:: Stored data

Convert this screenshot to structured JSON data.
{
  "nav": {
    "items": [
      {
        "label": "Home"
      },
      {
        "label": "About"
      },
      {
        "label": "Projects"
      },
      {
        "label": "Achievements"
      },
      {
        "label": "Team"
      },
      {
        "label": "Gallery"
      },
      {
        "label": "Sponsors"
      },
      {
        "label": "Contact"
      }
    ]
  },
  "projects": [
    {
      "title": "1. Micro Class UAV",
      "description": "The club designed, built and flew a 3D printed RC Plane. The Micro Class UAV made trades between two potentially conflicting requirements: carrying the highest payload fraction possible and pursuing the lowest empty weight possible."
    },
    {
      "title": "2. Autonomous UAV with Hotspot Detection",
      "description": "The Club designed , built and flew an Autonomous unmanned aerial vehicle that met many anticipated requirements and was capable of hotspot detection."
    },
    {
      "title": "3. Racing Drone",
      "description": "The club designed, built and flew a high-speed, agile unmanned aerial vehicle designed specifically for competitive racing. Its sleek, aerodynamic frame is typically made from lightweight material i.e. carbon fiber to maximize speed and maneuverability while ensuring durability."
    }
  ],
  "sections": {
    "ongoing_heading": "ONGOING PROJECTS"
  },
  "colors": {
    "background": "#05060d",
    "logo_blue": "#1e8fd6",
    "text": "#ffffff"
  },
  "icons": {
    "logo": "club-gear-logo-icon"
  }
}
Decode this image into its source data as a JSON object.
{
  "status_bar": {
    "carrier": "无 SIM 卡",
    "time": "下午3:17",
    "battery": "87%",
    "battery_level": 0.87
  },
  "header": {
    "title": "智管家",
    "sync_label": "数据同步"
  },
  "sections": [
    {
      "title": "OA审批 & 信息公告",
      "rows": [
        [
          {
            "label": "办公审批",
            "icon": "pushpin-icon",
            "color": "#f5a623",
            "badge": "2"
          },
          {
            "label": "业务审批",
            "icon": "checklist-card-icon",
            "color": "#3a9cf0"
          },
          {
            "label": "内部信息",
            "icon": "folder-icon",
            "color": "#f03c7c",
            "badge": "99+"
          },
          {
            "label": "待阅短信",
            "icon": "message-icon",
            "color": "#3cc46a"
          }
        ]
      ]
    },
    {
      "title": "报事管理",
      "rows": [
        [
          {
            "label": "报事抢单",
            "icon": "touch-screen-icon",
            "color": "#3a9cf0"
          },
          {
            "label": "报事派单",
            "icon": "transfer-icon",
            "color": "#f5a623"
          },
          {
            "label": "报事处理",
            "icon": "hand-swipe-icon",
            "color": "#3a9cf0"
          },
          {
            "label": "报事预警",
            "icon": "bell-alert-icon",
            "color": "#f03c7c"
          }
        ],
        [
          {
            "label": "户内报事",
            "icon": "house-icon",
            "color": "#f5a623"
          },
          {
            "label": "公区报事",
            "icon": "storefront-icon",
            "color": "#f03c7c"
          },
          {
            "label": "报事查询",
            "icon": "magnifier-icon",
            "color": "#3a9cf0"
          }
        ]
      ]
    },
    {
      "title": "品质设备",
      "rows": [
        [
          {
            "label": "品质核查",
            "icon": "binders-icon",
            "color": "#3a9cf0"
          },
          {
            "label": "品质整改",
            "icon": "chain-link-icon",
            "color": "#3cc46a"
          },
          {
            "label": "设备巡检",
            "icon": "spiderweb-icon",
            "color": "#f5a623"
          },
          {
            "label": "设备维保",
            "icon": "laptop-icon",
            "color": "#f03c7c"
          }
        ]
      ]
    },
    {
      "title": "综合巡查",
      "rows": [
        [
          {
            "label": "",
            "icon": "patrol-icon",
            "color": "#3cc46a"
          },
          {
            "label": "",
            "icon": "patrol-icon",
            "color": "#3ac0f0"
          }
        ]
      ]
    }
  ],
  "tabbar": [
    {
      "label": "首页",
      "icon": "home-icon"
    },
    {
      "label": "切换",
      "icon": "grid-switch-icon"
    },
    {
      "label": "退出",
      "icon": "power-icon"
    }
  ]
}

::::

[Your instructions]
Using the data above, copy each line that contains "Autonomous".

[Full response]
      "title": "2. Autonomous UAV with Hotspot Detection",
      "description": "The Club designed , built and flew an Autonomous unmanned aerial vehicle that met many anticipated requirements and was capable of hotspot detection."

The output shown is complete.